WHAT IS NEEDED: In the material, from the line with "bottom-tick-label: 40 <box>251" to the line with "bottom-tick-label: 0 <box>76 580 87 601</box>", substitute "upper-tick-label" for every "top-tick-label" and give those lines again with nothing else changed.

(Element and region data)
_ _ _ _ _
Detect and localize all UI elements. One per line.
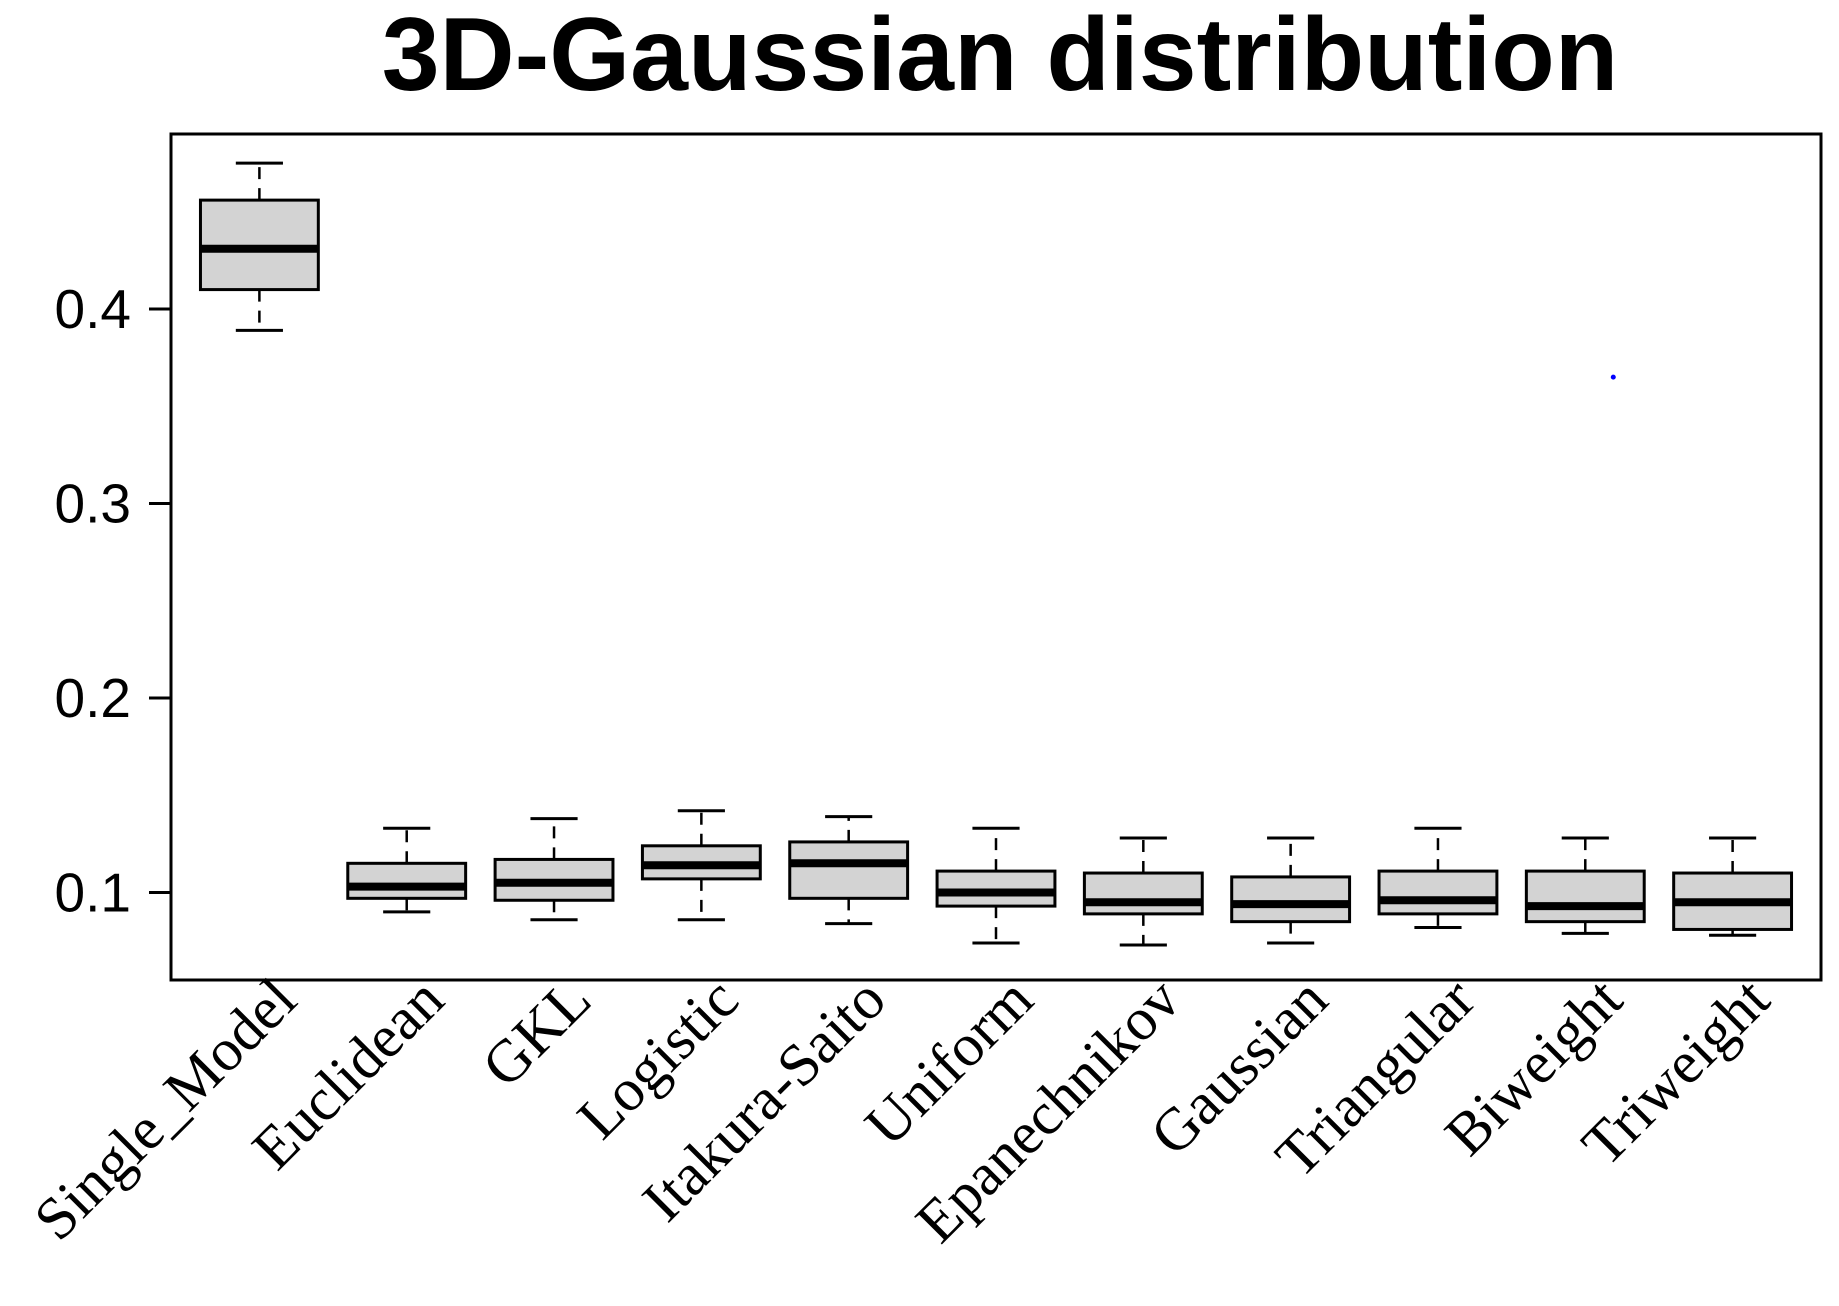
box-iqr bbox=[346, 861, 468, 900]
box-iqr bbox=[1524, 869, 1646, 924]
box-single-model bbox=[198, 161, 320, 332]
y-tick-label: 0.4 bbox=[55, 278, 131, 340]
y-tick-label: 0.2 bbox=[55, 667, 131, 729]
y-tick-label: 0.3 bbox=[55, 473, 131, 535]
box-itakura-saito bbox=[788, 815, 910, 926]
box-biweight bbox=[1524, 836, 1646, 935]
box-triangular bbox=[1377, 826, 1499, 929]
plot-frame bbox=[169, 132, 1823, 982]
box-iqr bbox=[788, 840, 910, 900]
stray-point bbox=[1610, 374, 1616, 380]
box-iqr bbox=[1377, 869, 1499, 916]
boxes-layer bbox=[198, 161, 1794, 947]
box-epanechnikov bbox=[1082, 836, 1204, 947]
box-gaussian bbox=[1230, 836, 1352, 945]
box-euclidean bbox=[346, 826, 468, 914]
box-iqr bbox=[1082, 871, 1204, 916]
box-uniform bbox=[935, 826, 1057, 945]
box-triweight bbox=[1672, 836, 1794, 937]
x-tick-label: GKL bbox=[469, 966, 603, 1100]
box-iqr bbox=[1230, 875, 1352, 924]
y-axis: 0.1 0.2 0.3 0.4 bbox=[55, 278, 171, 923]
y-tick-label: 0.1 bbox=[55, 861, 131, 923]
chart-title: 3D-Gaussian distribution bbox=[382, 0, 1619, 113]
box-gkl bbox=[493, 817, 615, 922]
box-logistic bbox=[640, 809, 762, 922]
points-layer bbox=[1610, 374, 1616, 380]
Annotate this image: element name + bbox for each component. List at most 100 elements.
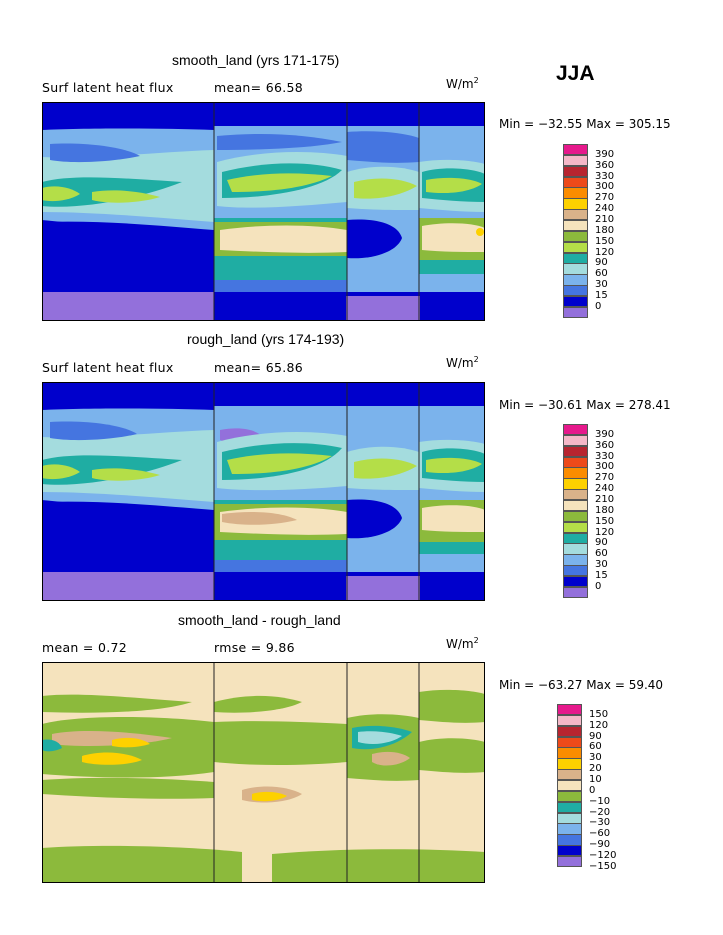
- colorbar-tick-label: 60: [595, 548, 608, 560]
- colorbar-tick-label: 360: [595, 159, 615, 171]
- colorbar-swatch: [563, 510, 588, 523]
- colorbar-tick-label: 90: [595, 257, 608, 269]
- colorbar-swatch: [563, 521, 588, 533]
- colorbar-swatch: [563, 445, 588, 458]
- colorbar-tick-label: 330: [595, 450, 615, 462]
- colorbar-tick-label: −30: [589, 817, 611, 829]
- colorbar-swatch: [557, 704, 582, 716]
- panel3-mean-label: mean = 0.72: [42, 640, 128, 655]
- colorbar-tick-label: 330: [595, 170, 615, 182]
- panel3-rmse-label: rmse = 9.86: [214, 640, 295, 655]
- colorbar-tick-label: 120: [595, 246, 615, 258]
- colorbar-swatch: [563, 219, 588, 232]
- colorbar-tick-label: 210: [595, 213, 615, 225]
- panel2-map: [42, 382, 485, 601]
- colorbar-tick-label: −10: [589, 795, 611, 807]
- colorbar-swatch: [557, 834, 582, 846]
- colorbar-tick-label: 30: [595, 279, 608, 291]
- colorbar-swatch: [557, 714, 582, 727]
- colorbar-swatch: [557, 747, 582, 759]
- colorbar-swatch: [563, 586, 588, 599]
- colorbar-swatch: [563, 499, 588, 512]
- panel3-units: W/m2: [446, 636, 479, 651]
- colorbar-tick-label: −90: [589, 839, 611, 851]
- colorbar-swatch: [563, 306, 588, 319]
- colorbar-tick-label: 10: [589, 773, 602, 785]
- colorbar-tick-label: −60: [589, 828, 611, 840]
- colorbar-swatch: [557, 845, 582, 857]
- colorbar-swatch: [563, 489, 588, 501]
- colorbar-tick-label: 360: [595, 439, 615, 451]
- colorbar-swatch: [557, 725, 582, 738]
- colorbar-swatch: [563, 274, 588, 286]
- colorbar-swatch: [563, 154, 588, 167]
- colorbar-swatch: [563, 575, 588, 588]
- colorbar-swatch: [563, 252, 588, 264]
- colorbar-tick-label: 240: [595, 203, 615, 215]
- colorbar-tick-label: 30: [595, 559, 608, 571]
- colorbar-tick-label: 180: [595, 504, 615, 516]
- panel3-minmax: Min = −63.27 Max = 59.40: [499, 678, 664, 692]
- colorbar-swatch: [563, 554, 588, 566]
- panel1-map: [42, 102, 485, 321]
- panel1-variable-label: Surf latent heat flux: [42, 80, 174, 95]
- colorbar-tick-label: 120: [589, 719, 609, 731]
- colorbar-tick-label: −20: [589, 806, 611, 818]
- colorbar-swatch: [557, 769, 582, 781]
- colorbar-swatch: [557, 779, 582, 792]
- colorbar-swatch: [557, 855, 582, 868]
- colorbar-tick-label: 210: [595, 493, 615, 505]
- colorbar-swatch: [557, 823, 582, 835]
- colorbar-swatch: [563, 230, 588, 243]
- colorbar-tick-label: 150: [595, 235, 615, 247]
- colorbar-tick-label: 180: [595, 224, 615, 236]
- colorbar-swatch: [557, 758, 582, 770]
- colorbar-tick-label: 270: [595, 192, 615, 204]
- colorbar-tick-label: 60: [589, 741, 602, 753]
- colorbar-tick-label: 15: [595, 569, 608, 581]
- colorbar-tick-label: 60: [595, 268, 608, 280]
- panel3-map: [42, 662, 485, 883]
- colorbar-tick-label: 150: [595, 515, 615, 527]
- season-label: JJA: [556, 62, 595, 85]
- colorbar-tick-label: 120: [595, 526, 615, 538]
- colorbar-swatch: [563, 424, 588, 436]
- colorbar-swatch: [563, 456, 588, 468]
- colorbar-swatch: [557, 736, 582, 748]
- colorbar-tick-label: 270: [595, 472, 615, 484]
- colorbar-swatch: [563, 543, 588, 555]
- colorbar-swatch: [563, 434, 588, 447]
- panel2-mean-label: mean= 65.86: [214, 360, 303, 375]
- panel2-minmax: Min = −30.61 Max = 278.41: [499, 398, 671, 412]
- colorbar-swatch: [563, 295, 588, 308]
- colorbar-swatch: [557, 801, 582, 813]
- colorbar-tick-label: 0: [589, 784, 596, 796]
- colorbar-swatch: [563, 144, 588, 156]
- colorbar-tick-label: 90: [589, 730, 602, 742]
- colorbar-tick-label: 300: [595, 181, 615, 193]
- colorbar-swatch: [563, 285, 588, 297]
- colorbar-swatch: [563, 565, 588, 577]
- colorbar-tick-label: 30: [589, 752, 602, 764]
- panel2-title: rough_land (yrs 174-193): [187, 331, 345, 347]
- colorbar-tick-label: 15: [595, 289, 608, 301]
- panel1-minmax: Min = −32.55 Max = 305.15: [499, 117, 671, 131]
- colorbar-swatch: [563, 263, 588, 275]
- colorbar-swatch: [557, 812, 582, 824]
- colorbar-swatch: [563, 532, 588, 544]
- colorbar-tick-label: 90: [595, 537, 608, 549]
- colorbar-swatch: [563, 187, 588, 199]
- panel1-mean-label: mean= 66.58: [214, 80, 303, 95]
- colorbar-swatch: [563, 165, 588, 178]
- colorbar-tick-label: 240: [595, 483, 615, 495]
- colorbar-swatch: [563, 198, 588, 210]
- panel2-units: W/m2: [446, 355, 479, 370]
- colorbar-tick-label: 390: [595, 148, 615, 160]
- colorbar-swatch: [563, 241, 588, 253]
- panel2-variable-label: Surf latent heat flux: [42, 360, 174, 375]
- panel1-title: smooth_land (yrs 171-175): [172, 52, 340, 68]
- colorbar-tick-label: 150: [589, 708, 609, 720]
- colorbar-swatch: [563, 176, 588, 188]
- colorbar-tick-label: 300: [595, 461, 615, 473]
- colorbar-swatch: [563, 478, 588, 490]
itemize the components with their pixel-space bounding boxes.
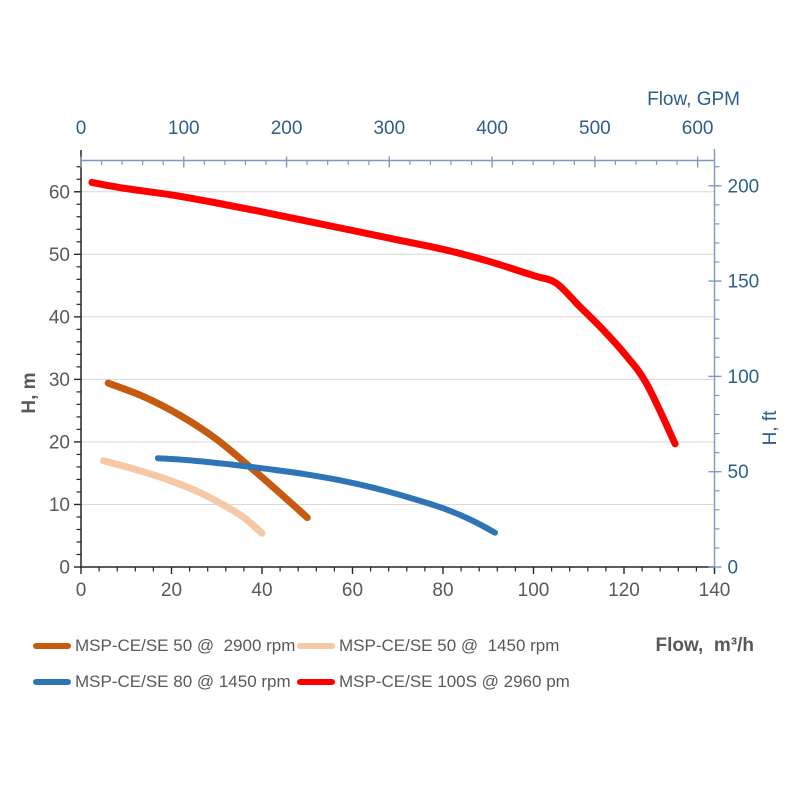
bottom-tick-label: 40 <box>251 580 272 601</box>
top-tick-label: 100 <box>168 118 200 139</box>
legend-swatch <box>297 679 335 685</box>
left-tick-label: 50 <box>49 245 70 266</box>
bottom-tick-label: 60 <box>342 580 363 601</box>
top-tick-label: 400 <box>476 118 508 139</box>
top-tick-label: 600 <box>682 118 714 139</box>
right-tick-label: 150 <box>728 272 760 293</box>
top-tick-label: 0 <box>76 118 87 139</box>
left-tick-label: 0 <box>59 558 70 579</box>
bottom-tick-label: 20 <box>161 580 182 601</box>
bottom-tick-label: 100 <box>518 580 550 601</box>
bottom-tick-label: 0 <box>76 580 87 601</box>
top-axis-title: Flow, GPM <box>647 89 740 110</box>
series-curve-msp-ce-se-80-1450-rpm <box>154 455 498 536</box>
bottom-tick-label: 120 <box>608 580 640 601</box>
bottom-axis-title: Flow, m³/h <box>655 635 754 656</box>
left-tick-label: 30 <box>49 370 70 391</box>
right-tick-label: 100 <box>728 367 760 388</box>
left-tick-label: 20 <box>49 432 70 453</box>
left-tick-label: 10 <box>49 495 70 516</box>
bottom-tick-label: 140 <box>699 580 731 601</box>
legend-label: MSP-CE/SE 50 @ 1450 rpm <box>339 636 560 655</box>
legend-label: MSP-CE/SE 80 @ 1450 rpm <box>75 672 291 691</box>
legend-swatch <box>297 643 335 649</box>
series-curve-msp-ce-se-50-2900-rpm <box>104 379 311 522</box>
series-curve-msp-ce-se-100s-2960-pm <box>88 178 679 448</box>
top-tick-label: 500 <box>579 118 611 139</box>
top-tick-label: 300 <box>373 118 405 139</box>
bottom-tick-label: 80 <box>432 580 453 601</box>
left-tick-label: 60 <box>49 182 70 203</box>
top-tick-label: 200 <box>271 118 303 139</box>
legend-item: MSP-CE/SE 100S @ 2960 pm <box>297 672 570 692</box>
right-tick-label: 200 <box>728 176 760 197</box>
right-axis-title: H, ft <box>760 410 781 446</box>
legend-swatch <box>33 679 71 685</box>
series-curve-msp-ce-se-50-1450-rpm <box>100 457 266 537</box>
legend-label: MSP-CE/SE 100S @ 2960 pm <box>339 672 570 691</box>
legend-item: MSP-CE/SE 50 @ 2900 rpm <box>33 636 295 656</box>
right-tick-label: 50 <box>728 462 749 483</box>
left-axis-title: H, m <box>19 372 40 414</box>
legend-item: MSP-CE/SE 80 @ 1450 rpm <box>33 672 291 692</box>
right-tick-label: 0 <box>728 558 739 579</box>
left-tick-label: 40 <box>49 307 70 328</box>
legend-item: MSP-CE/SE 50 @ 1450 rpm <box>297 636 559 656</box>
legend-label: MSP-CE/SE 50 @ 2900 rpm <box>75 636 296 655</box>
legend-swatch <box>33 643 71 649</box>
_ _ _ _ _
OUTPUT BELOW:
bottom-tick-label: 40 <box>251 580 272 601</box>
upper-tick-label: 100 <box>168 118 200 139</box>
legend-swatch <box>297 679 335 685</box>
left-tick-label: 50 <box>49 245 70 266</box>
bottom-tick-label: 60 <box>342 580 363 601</box>
upper-tick-label: 400 <box>476 118 508 139</box>
upper-tick-label: 600 <box>682 118 714 139</box>
right-tick-label: 150 <box>728 272 760 293</box>
upper-tick-label: 0 <box>76 118 87 139</box>
left-tick-label: 0 <box>59 558 70 579</box>
bottom-tick-label: 20 <box>161 580 182 601</box>
bottom-tick-label: 100 <box>518 580 550 601</box>
bottom-tick-label: 0 <box>76 580 87 601</box>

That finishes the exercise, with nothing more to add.